**Written task:**
Which lines of the material below contain the string "axis"? Show each of them in full, treating uppercase and lowercase as different.

>> BEGIN Exercise material

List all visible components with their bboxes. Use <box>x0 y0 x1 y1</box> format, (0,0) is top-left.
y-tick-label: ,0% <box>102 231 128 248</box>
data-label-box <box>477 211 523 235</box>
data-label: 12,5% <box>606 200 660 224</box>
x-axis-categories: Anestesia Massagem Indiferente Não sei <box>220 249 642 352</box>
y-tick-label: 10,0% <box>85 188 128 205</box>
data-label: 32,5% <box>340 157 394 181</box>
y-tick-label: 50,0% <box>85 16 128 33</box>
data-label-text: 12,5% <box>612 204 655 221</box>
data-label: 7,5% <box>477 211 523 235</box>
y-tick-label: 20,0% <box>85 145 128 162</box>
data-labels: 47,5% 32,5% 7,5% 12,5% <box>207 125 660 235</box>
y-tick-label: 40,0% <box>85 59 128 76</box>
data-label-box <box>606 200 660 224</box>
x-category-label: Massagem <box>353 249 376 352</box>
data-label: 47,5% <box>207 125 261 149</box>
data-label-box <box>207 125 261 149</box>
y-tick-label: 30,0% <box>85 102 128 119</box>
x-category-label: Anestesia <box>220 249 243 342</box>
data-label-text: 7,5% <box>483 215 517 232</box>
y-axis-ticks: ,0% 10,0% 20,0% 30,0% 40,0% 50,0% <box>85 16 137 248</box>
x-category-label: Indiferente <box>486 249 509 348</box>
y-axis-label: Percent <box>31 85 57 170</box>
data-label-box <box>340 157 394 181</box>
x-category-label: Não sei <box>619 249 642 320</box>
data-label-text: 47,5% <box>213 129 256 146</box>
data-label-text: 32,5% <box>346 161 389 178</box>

>> END Exercise material

**Correct output:**
x-axis-categories: Anestesia Massagem Indiferente Não sei <box>220 249 642 352</box>
y-axis-ticks: ,0% 10,0% 20,0% 30,0% 40,0% 50,0% <box>85 16 137 248</box>
y-axis-label: Percent <box>31 85 57 170</box>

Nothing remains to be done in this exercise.